Scan the listing below. Report each line that includes "distance".

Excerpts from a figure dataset
>>>
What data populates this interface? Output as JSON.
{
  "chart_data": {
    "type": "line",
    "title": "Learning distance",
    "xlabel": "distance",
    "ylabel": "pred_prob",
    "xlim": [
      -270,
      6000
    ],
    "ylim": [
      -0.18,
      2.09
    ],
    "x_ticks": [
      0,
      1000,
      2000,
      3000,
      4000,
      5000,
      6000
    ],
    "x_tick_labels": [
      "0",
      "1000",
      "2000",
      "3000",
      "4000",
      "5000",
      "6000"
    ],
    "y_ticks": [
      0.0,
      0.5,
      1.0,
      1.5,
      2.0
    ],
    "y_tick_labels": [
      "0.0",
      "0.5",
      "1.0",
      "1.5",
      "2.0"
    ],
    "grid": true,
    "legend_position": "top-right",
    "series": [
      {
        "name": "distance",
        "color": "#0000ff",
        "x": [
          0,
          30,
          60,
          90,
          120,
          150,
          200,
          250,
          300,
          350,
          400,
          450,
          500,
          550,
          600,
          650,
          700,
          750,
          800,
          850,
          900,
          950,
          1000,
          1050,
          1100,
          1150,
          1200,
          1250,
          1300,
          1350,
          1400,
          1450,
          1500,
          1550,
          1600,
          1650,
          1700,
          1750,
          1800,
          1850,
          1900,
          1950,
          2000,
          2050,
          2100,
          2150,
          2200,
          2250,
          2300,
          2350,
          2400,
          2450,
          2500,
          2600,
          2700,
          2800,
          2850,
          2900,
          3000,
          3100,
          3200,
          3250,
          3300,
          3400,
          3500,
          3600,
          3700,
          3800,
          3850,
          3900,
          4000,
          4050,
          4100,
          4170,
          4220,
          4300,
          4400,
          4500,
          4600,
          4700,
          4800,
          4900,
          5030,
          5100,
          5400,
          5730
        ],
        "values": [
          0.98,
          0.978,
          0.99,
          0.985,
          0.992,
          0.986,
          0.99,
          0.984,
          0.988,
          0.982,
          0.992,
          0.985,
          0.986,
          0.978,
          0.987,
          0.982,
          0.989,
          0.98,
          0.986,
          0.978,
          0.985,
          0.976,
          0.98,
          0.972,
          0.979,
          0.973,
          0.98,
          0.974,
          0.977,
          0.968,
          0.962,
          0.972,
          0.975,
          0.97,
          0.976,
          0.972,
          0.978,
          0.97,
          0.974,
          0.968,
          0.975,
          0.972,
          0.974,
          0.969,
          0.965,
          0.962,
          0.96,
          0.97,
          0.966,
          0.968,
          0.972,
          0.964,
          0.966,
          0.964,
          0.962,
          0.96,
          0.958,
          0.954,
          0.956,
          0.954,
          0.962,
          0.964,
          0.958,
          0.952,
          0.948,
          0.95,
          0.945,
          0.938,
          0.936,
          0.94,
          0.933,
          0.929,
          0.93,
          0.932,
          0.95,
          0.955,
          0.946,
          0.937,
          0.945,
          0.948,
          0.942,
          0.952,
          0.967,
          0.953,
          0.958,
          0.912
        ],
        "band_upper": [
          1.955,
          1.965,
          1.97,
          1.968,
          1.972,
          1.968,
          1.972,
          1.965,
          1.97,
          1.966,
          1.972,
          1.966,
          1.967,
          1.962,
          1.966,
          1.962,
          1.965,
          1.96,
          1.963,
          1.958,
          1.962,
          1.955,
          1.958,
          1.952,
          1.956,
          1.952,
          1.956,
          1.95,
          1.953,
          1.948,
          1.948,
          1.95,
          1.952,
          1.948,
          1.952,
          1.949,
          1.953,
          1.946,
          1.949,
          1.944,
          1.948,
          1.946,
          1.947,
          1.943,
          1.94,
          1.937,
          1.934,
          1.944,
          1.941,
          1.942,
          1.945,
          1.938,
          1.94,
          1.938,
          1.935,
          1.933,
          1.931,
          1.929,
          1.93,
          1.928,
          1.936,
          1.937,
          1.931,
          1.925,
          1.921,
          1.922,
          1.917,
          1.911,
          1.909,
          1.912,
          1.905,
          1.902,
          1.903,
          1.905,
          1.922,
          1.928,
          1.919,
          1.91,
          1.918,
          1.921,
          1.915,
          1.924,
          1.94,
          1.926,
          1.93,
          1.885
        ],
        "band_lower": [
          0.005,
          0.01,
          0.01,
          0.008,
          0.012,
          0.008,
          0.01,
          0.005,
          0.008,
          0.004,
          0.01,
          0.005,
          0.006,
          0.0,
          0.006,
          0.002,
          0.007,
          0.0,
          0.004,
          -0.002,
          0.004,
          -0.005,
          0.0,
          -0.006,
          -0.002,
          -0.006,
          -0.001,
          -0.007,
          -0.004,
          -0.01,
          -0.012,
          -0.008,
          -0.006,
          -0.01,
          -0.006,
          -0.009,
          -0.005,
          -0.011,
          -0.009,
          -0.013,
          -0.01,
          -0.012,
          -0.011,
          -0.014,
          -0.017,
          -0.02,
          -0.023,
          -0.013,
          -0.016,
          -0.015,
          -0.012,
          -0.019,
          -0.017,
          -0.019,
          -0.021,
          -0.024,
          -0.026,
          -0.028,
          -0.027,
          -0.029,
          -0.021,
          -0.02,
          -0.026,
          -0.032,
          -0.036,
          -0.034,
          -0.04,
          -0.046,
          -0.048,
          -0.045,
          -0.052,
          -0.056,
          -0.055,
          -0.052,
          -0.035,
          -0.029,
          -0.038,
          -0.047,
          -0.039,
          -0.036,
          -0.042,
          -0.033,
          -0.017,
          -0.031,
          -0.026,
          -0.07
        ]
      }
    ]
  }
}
<<<
Expected answer:
    "title": "Learning distance",
    "xlabel": "distance",
        "name": "distance",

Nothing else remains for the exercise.